GIVEN PROBLEM
Search the material for "作为国有企业的领导" and show all lines that contain it.

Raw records
-=-=-=-=-
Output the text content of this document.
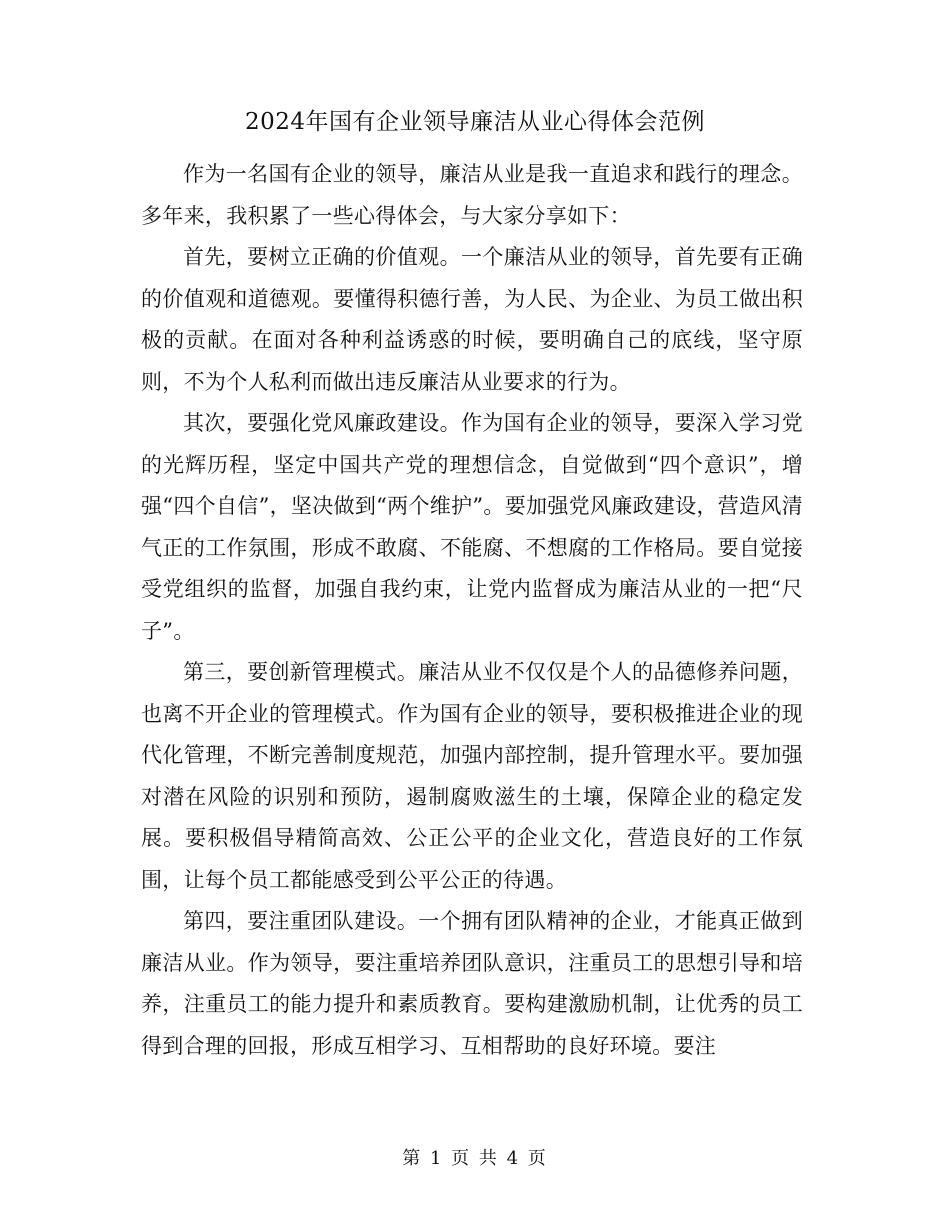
2024年国有企业领导廉洁从业心得体会范例

作为一名国有企业的领导，廉洁从业是我一直追求和践行的理念。多年来，我积累了一些心得体会，与大家分享如下：

首先，要树立正确的价值观。一个廉洁从业的领导，首先要有正确的价值观和道德观。要懂得积德行善，为人民、为企业、为员工做出积极的贡献。在面对各种利益诱惑的时候，要明确自己的底线，坚守原则，不为个人私利而做出违反廉洁从业要求的行为。

其次，要强化党风廉政建设。作为国有企业的领导，要深入学习党的光辉历程，坚定中国共产党的理想信念，自觉做到“四个意识”，增强“四个自信”，坚决做到“两个维护”。要加强党风廉政建设，营造风清气正的工作氛围，形成不敢腐、不能腐、不想腐的工作格局。要自觉接受党组织的监督，加强自我约束，让党内监督成为廉洁从业的一把“尺子”。

第三，要创新管理模式。廉洁从业不仅仅是个人的品德修养问题，也离不开企业的管理模式。作为国有企业的领导，要积极推进企业的现代化管理，不断完善制度规范，加强内部控制，提升管理水平。要加强对潜在风险的识别和预防，遏制腐败滋生的土壤，保障企业的稳定发展。要积极倡导精简高效、公正公平的企业文化，营造良好的工作氛围，让每个员工都能感受到公平公正的待遇。

第四，要注重团队建设。一个拥有团队精神的企业，才能真正做到廉洁从业。作为领导，要注重培养团队意识，注重员工的思想引导和培养，注重员工的能力提升和素质教育。要构建激励机制，让优秀的员工得到合理的回报，形成互相学习、互相帮助的良好环境。要注

第 1 页 共 4 页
-=-=-=-=-
EXERCISE RESPONSE
其次，要强化党风廉政建设。作为国有企业的领导，要深入学习党的光辉历程，坚定中国共产党的理想信念，自觉做到“四个意识”，增强“四个自信”，坚决做到“两个维护”。要加强党风廉政建设，营造风清气正的工作氛围，形成不敢腐、不能腐、不想腐的工作格局。要自觉接受党组织的监督，加强自我约束，让党内监督成为廉洁从业的一把“尺子”。
第三，要创新管理模式。廉洁从业不仅仅是个人的品德修养问题，也离不开企业的管理模式。作为国有企业的领导，要积极推进企业的现代化管理，不断完善制度规范，加强内部控制，提升管理水平。要加强对潜在风险的识别和预防，遏制腐败滋生的土壤，保障企业的稳定发展。要积极倡导精简高效、公正公平的企业文化，营造良好的工作氛围，让每个员工都能感受到公平公正的待遇。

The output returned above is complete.